But if there is a loss of enthusiasm, there is a gain of temper. Unbelief has grown gentle and respectful. Benevolence, uprightness, enterprise, and freedom are multiplying. The religious element, the sighing for the perfect, the longing for the infinite, the thirst for beauty, the hunger for righteousness, can never die. The central, saving truths of the faith will flower and fruit. as long as there are days of toil and sorrow, or nights of weariness and pain.

Meanwhile the effective strength of the ministry is in earnestness,— in a solemn conviction that religion is a great concern; in a solemn purpose that its claims shall be felt; in acquaintance with contemporary secular thought; in ability to discern and explain the consistency of Christianity with the new lights which are breaking in from the outer world; in courage to renounce ideas that are outlived, or habits that are outlawed; in culture that is instinct with life and feeling.

Poetry. The potent tidal wave which threw on shore so many treasures of the deep, has long since ebbed, and no second has arisen which approaches the level of the former. The genius of the present is less creative than elective and refining, exquisite rather than imaginative, diffusive rather than powerful.

Two kinds of verse are discernible,—one which continues the impulse received from Keats and Shelley, the other from Wordsworth. The dominant tone is composite, uniting the classicism and romanticism of the first to the reflection and naturalism of the second. Richly melodied and highly colored, embracing every variety of rhythm and technical effect, it finds its chief voice in Tennyson.

• _SUPPLIED INFORMATION_
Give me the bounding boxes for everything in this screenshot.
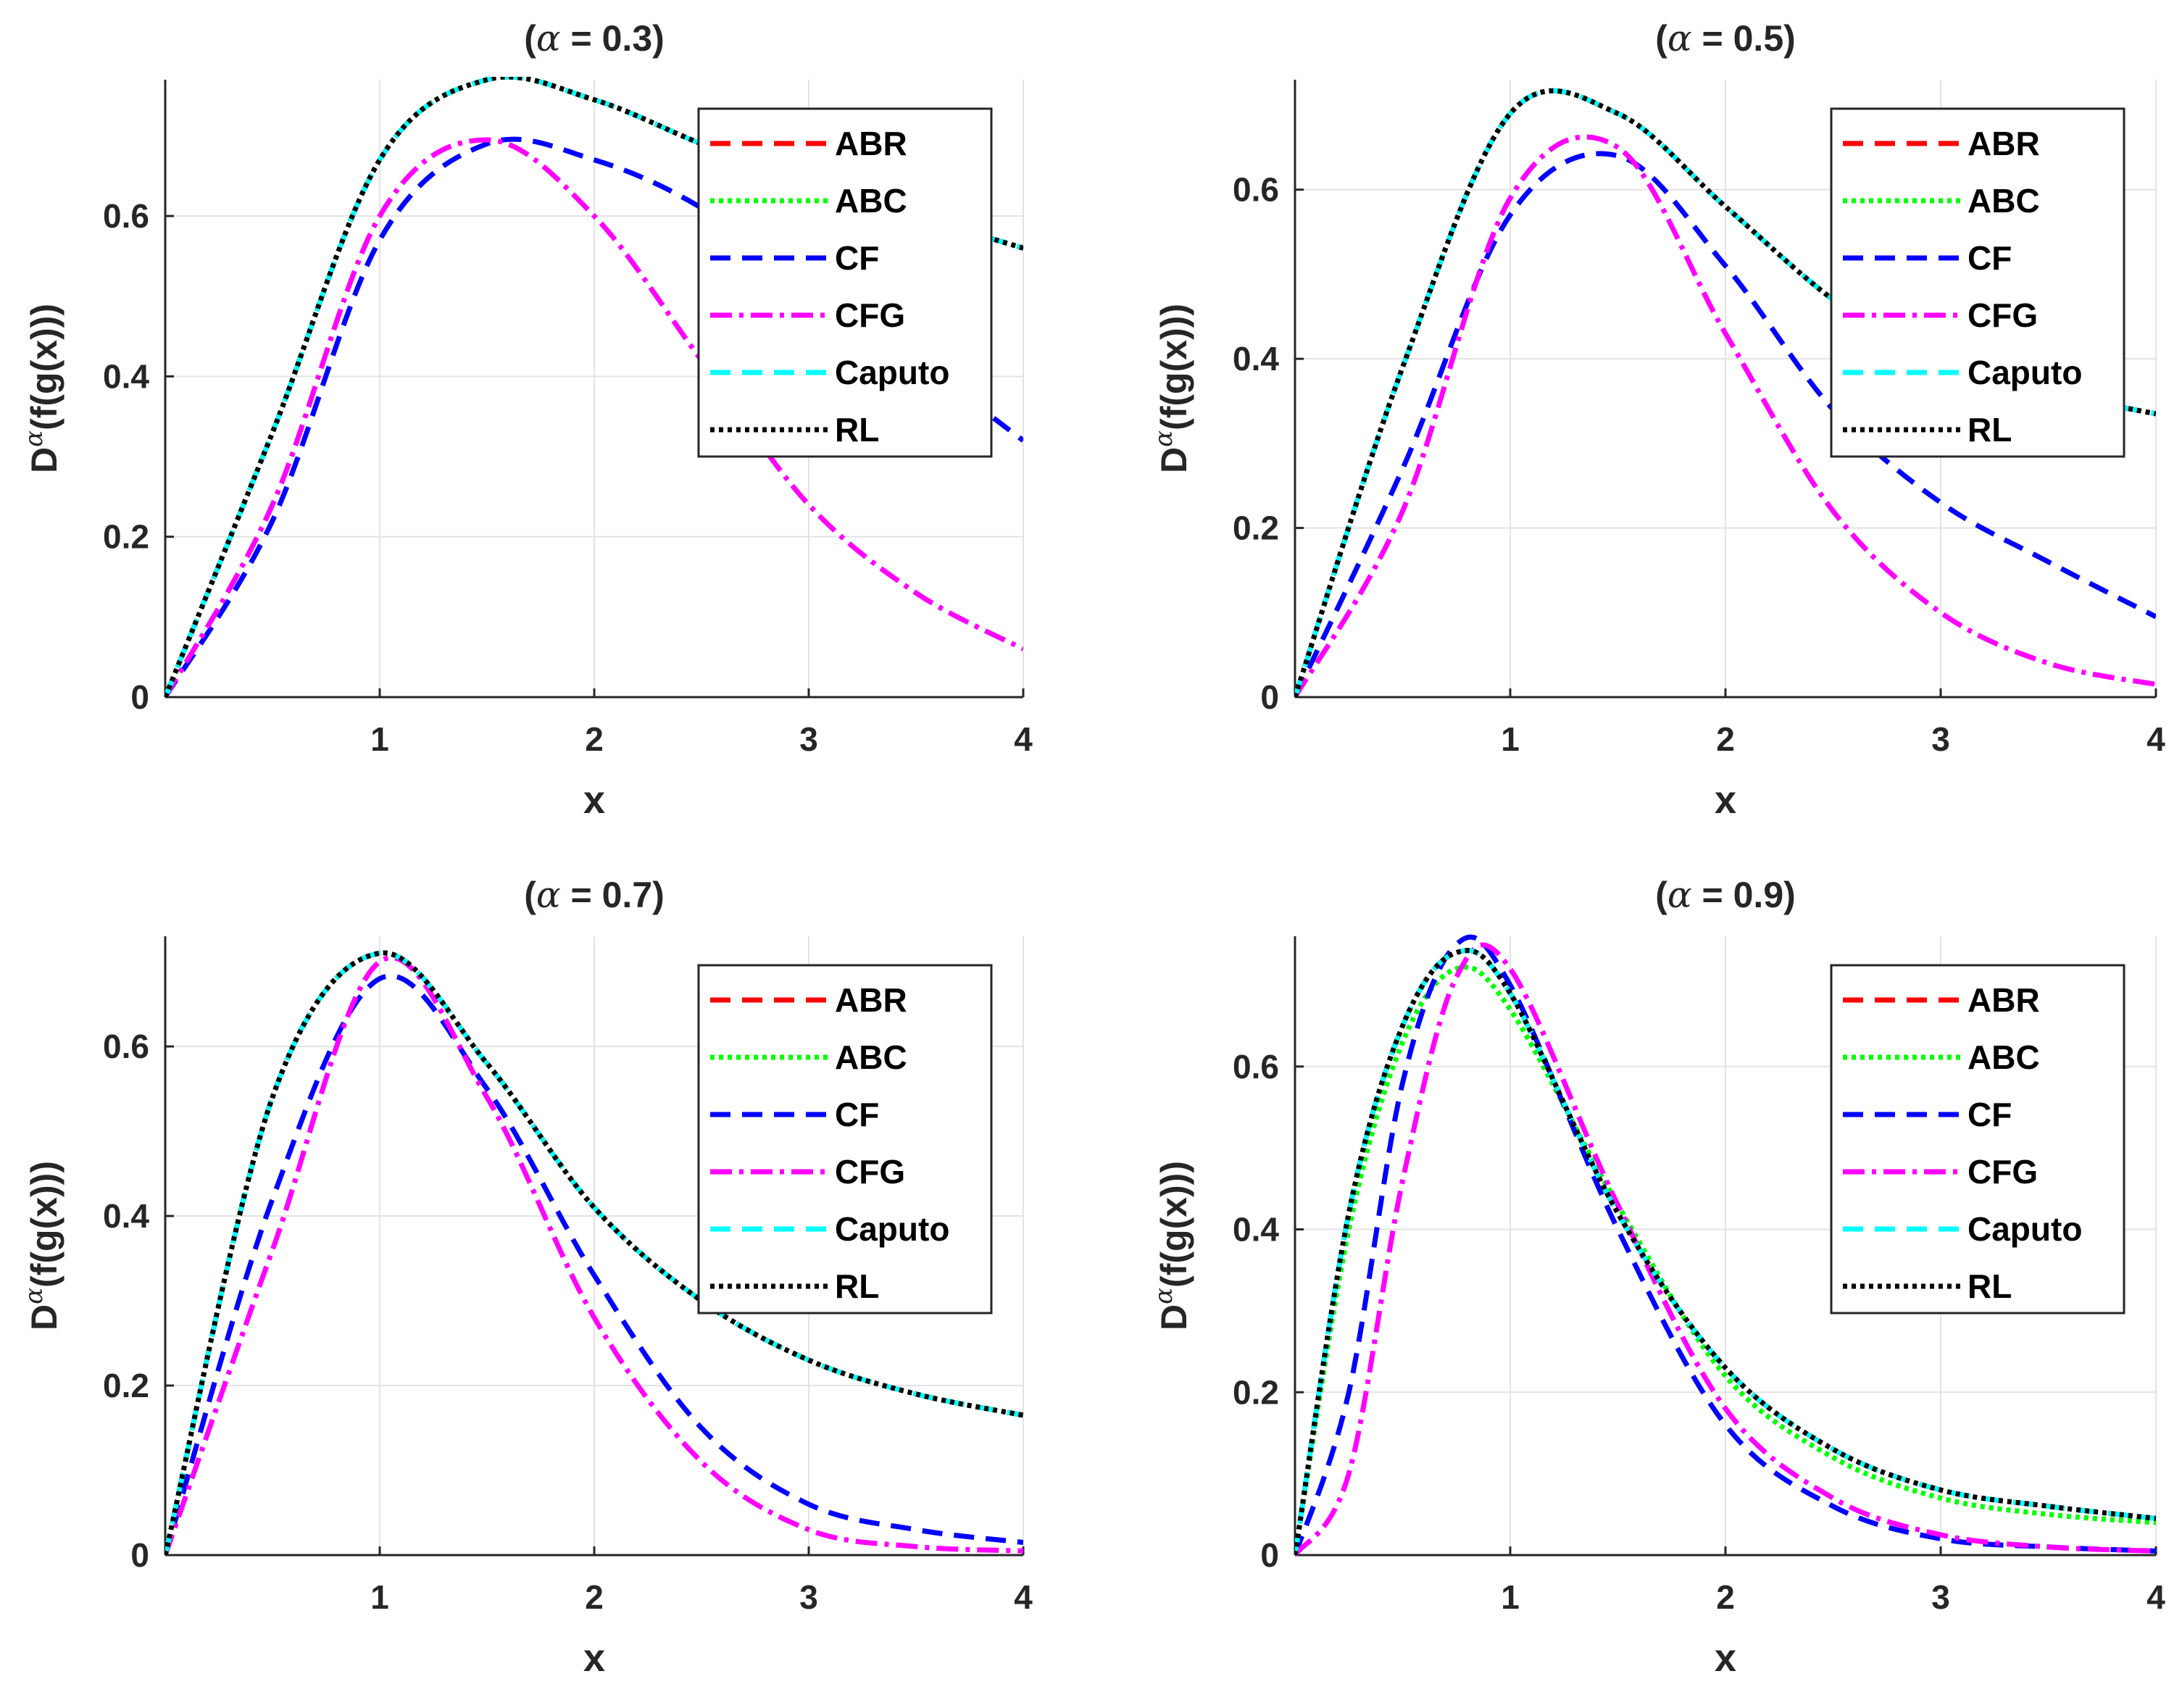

• _GIVEN REQUEST A_
In the passage on the ministry and poetry, whose voice carries the dominant tone of the verse?
• _GIVEN REQUEST B_
Pick up the passage on the ministry and poetry after its final sentence and keep writing it.

• _RIGHT ANSWER A_
Tennyson.

• _RIGHT ANSWER B_
The conditions affecting the social order have affected the conditions bearing upon art. The most notable of these are the iconoclastic tendencies of science and the passion for material progress. Both indicate a subsidence of the forces which heaved up the mountain ranges of the Byronic age. Never, perhaps, was the poetical talent so largely diffused. Never was so much good poetry written never so much performance above mediocrity; but poets have been supplanted in general regard, and

very few are able to command the attention of the English nations. New theories are far more exciting than new poems.

It is hardly necessary to add, that the refinements of life are transferred to literature and its works; that our poets, therefore, carry to further perfection reverence for human character, regard to human duty, tenderness for Nature, and love for the Divine. Their specific excellence is elaborateness of finish — perfection of form and structure- richness of diction and variety of metre.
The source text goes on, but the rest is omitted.